======== PROVIDED INFORMATION ========
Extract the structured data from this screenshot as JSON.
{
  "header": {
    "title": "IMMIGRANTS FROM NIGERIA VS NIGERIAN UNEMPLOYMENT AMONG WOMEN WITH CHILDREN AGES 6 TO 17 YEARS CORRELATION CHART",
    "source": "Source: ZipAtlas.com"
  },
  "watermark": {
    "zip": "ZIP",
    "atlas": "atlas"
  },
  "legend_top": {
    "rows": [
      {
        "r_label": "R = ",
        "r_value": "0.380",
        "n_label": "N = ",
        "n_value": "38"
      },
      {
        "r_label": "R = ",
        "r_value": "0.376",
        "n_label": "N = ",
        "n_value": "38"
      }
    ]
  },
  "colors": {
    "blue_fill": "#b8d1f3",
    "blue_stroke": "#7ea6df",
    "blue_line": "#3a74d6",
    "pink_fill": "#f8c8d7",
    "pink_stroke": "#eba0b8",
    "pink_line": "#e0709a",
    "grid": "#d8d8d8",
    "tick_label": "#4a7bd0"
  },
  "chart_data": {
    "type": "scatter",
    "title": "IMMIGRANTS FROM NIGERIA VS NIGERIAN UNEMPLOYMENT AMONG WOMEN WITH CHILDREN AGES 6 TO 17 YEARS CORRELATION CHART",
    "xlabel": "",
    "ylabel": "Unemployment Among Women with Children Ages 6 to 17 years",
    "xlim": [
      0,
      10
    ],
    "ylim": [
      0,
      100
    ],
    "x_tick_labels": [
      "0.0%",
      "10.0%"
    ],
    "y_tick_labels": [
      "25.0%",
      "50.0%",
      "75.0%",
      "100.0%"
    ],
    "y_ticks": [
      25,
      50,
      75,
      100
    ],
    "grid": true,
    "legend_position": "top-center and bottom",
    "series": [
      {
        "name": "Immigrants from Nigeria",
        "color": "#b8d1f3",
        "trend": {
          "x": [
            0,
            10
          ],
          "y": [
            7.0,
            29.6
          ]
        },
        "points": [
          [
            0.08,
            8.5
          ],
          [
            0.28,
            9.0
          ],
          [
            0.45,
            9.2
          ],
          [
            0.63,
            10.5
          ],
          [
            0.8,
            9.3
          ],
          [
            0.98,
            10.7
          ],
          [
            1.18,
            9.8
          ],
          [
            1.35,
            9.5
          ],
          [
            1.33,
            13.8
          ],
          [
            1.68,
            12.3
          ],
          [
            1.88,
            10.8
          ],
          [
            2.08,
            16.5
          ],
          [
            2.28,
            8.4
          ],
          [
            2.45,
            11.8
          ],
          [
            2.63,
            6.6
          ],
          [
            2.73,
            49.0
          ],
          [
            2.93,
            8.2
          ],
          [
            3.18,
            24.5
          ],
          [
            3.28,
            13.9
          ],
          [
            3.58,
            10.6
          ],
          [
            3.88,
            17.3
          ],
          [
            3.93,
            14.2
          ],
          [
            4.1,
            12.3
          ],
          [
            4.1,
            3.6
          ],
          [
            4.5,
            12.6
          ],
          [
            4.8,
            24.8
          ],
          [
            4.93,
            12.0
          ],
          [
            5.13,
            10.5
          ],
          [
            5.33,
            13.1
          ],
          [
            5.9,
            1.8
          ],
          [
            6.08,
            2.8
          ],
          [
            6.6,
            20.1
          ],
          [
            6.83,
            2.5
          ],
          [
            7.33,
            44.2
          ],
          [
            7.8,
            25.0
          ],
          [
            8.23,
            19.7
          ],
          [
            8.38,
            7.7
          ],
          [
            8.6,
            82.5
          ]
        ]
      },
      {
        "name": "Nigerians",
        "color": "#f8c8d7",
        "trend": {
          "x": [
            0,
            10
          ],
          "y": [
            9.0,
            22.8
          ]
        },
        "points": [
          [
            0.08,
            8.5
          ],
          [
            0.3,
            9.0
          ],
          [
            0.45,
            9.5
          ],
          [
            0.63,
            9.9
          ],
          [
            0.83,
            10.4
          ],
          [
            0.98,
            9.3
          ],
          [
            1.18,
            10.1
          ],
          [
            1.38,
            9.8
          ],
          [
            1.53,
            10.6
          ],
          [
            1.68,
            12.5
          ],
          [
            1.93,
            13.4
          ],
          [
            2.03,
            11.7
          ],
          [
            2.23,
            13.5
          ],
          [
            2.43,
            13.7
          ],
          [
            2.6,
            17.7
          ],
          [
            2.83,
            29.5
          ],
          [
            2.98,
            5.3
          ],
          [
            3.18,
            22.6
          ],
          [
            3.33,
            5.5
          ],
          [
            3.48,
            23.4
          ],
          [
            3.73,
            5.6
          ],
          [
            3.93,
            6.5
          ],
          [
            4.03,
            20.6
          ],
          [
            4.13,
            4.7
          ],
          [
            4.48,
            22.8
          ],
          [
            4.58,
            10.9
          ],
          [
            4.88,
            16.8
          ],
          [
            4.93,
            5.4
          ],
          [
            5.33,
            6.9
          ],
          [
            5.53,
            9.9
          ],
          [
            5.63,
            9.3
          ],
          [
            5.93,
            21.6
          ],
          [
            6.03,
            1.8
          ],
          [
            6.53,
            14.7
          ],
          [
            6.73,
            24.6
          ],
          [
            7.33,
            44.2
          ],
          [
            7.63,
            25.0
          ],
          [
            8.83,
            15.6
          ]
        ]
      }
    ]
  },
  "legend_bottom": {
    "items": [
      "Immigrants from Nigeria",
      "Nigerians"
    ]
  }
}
========
[GIVEN INSTRUCTION] Exactly reproduce every line of the data above.

[THE RESPONSE]
Extract the structured data from this screenshot as JSON.
{
  "header": {
    "title": "IMMIGRANTS FROM NIGERIA VS NIGERIAN UNEMPLOYMENT AMONG WOMEN WITH CHILDREN AGES 6 TO 17 YEARS CORRELATION CHART",
    "source": "Source: ZipAtlas.com"
  },
  "watermark": {
    "zip": "ZIP",
    "atlas": "atlas"
  },
  "legend_top": {
    "rows": [
      {
        "r_label": "R = ",
        "r_value": "0.380",
        "n_label": "N = ",
        "n_value": "38"
      },
      {
        "r_label": "R = ",
        "r_value": "0.376",
        "n_label": "N = ",
        "n_value": "38"
      }
    ]
  },
  "colors": {
    "blue_fill": "#b8d1f3",
    "blue_stroke": "#7ea6df",
    "blue_line": "#3a74d6",
    "pink_fill": "#f8c8d7",
    "pink_stroke": "#eba0b8",
    "pink_line": "#e0709a",
    "grid": "#d8d8d8",
    "tick_label": "#4a7bd0"
  },
  "chart_data": {
    "type": "scatter",
    "title": "IMMIGRANTS FROM NIGERIA VS NIGERIAN UNEMPLOYMENT AMONG WOMEN WITH CHILDREN AGES 6 TO 17 YEARS CORRELATION CHART",
    "xlabel": "",
    "ylabel": "Unemployment Among Women with Children Ages 6 to 17 years",
    "xlim": [
      0,
      10
    ],
    "ylim": [
      0,
      100
    ],
    "x_tick_labels": [
      "0.0%",
      "10.0%"
    ],
    "y_tick_labels": [
      "25.0%",
      "50.0%",
      "75.0%",
      "100.0%"
    ],
    "y_ticks": [
      25,
      50,
      75,
      100
    ],
    "grid": true,
    "legend_position": "top-center and bottom",
    "series": [
      {
        "name": "Immigrants from Nigeria",
        "color": "#b8d1f3",
        "trend": {
          "x": [
            0,
            10
          ],
          "y": [
            7.0,
            29.6
          ]
        },
        "points": [
          [
            0.08,
            8.5
          ],
          [
            0.28,
            9.0
          ],
          [
            0.45,
            9.2
          ],
          [
            0.63,
            10.5
          ],
          [
            0.8,
            9.3
          ],
          [
            0.98,
            10.7
          ],
          [
            1.18,
            9.8
          ],
          [
            1.35,
            9.5
          ],
          [
            1.33,
            13.8
          ],
          [
            1.68,
            12.3
          ],
          [
            1.88,
            10.8
          ],
          [
            2.08,
            16.5
          ],
          [
            2.28,
            8.4
          ],
          [
            2.45,
            11.8
          ],
          [
            2.63,
            6.6
          ],
          [
            2.73,
            49.0
          ],
          [
            2.93,
            8.2
          ],
          [
            3.18,
            24.5
          ],
          [
            3.28,
            13.9
          ],
          [
            3.58,
            10.6
          ],
          [
            3.88,
            17.3
          ],
          [
            3.93,
            14.2
          ],
          [
            4.1,
            12.3
          ],
          [
            4.1,
            3.6
          ],
          [
            4.5,
            12.6
          ],
          [
            4.8,
            24.8
          ],
          [
            4.93,
            12.0
          ],
          [
            5.13,
            10.5
          ],
          [
            5.33,
            13.1
          ],
          [
            5.9,
            1.8
          ],
          [
            6.08,
            2.8
          ],
          [
            6.6,
            20.1
          ],
          [
            6.83,
            2.5
          ],
          [
            7.33,
            44.2
          ],
          [
            7.8,
            25.0
          ],
          [
            8.23,
            19.7
          ],
          [
            8.38,
            7.7
          ],
          [
            8.6,
            82.5
          ]
        ]
      },
      {
        "name": "Nigerians",
        "color": "#f8c8d7",
        "trend": {
          "x": [
            0,
            10
          ],
          "y": [
            9.0,
            22.8
          ]
        },
        "points": [
          [
            0.08,
            8.5
          ],
          [
            0.3,
            9.0
          ],
          [
            0.45,
            9.5
          ],
          [
            0.63,
            9.9
          ],
          [
            0.83,
            10.4
          ],
          [
            0.98,
            9.3
          ],
          [
            1.18,
            10.1
          ],
          [
            1.38,
            9.8
          ],
          [
            1.53,
            10.6
          ],
          [
            1.68,
            12.5
          ],
          [
            1.93,
            13.4
          ],
          [
            2.03,
            11.7
          ],
          [
            2.23,
            13.5
          ],
          [
            2.43,
            13.7
          ],
          [
            2.6,
            17.7
          ],
          [
            2.83,
            29.5
          ],
          [
            2.98,
            5.3
          ],
          [
            3.18,
            22.6
          ],
          [
            3.33,
            5.5
          ],
          [
            3.48,
            23.4
          ],
          [
            3.73,
            5.6
          ],
          [
            3.93,
            6.5
          ],
          [
            4.03,
            20.6
          ],
          [
            4.13,
            4.7
          ],
          [
            4.48,
            22.8
          ],
          [
            4.58,
            10.9
          ],
          [
            4.88,
            16.8
          ],
          [
            4.93,
            5.4
          ],
          [
            5.33,
            6.9
          ],
          [
            5.53,
            9.9
          ],
          [
            5.63,
            9.3
          ],
          [
            5.93,
            21.6
          ],
          [
            6.03,
            1.8
          ],
          [
            6.53,
            14.7
          ],
          [
            6.73,
            24.6
          ],
          [
            7.33,
            44.2
          ],
          [
            7.63,
            25.0
          ],
          [
            8.83,
            15.6
          ]
        ]
      }
    ]
  },
  "legend_bottom": {
    "items": [
      "Immigrants from Nigeria",
      "Nigerians"
    ]
  }
}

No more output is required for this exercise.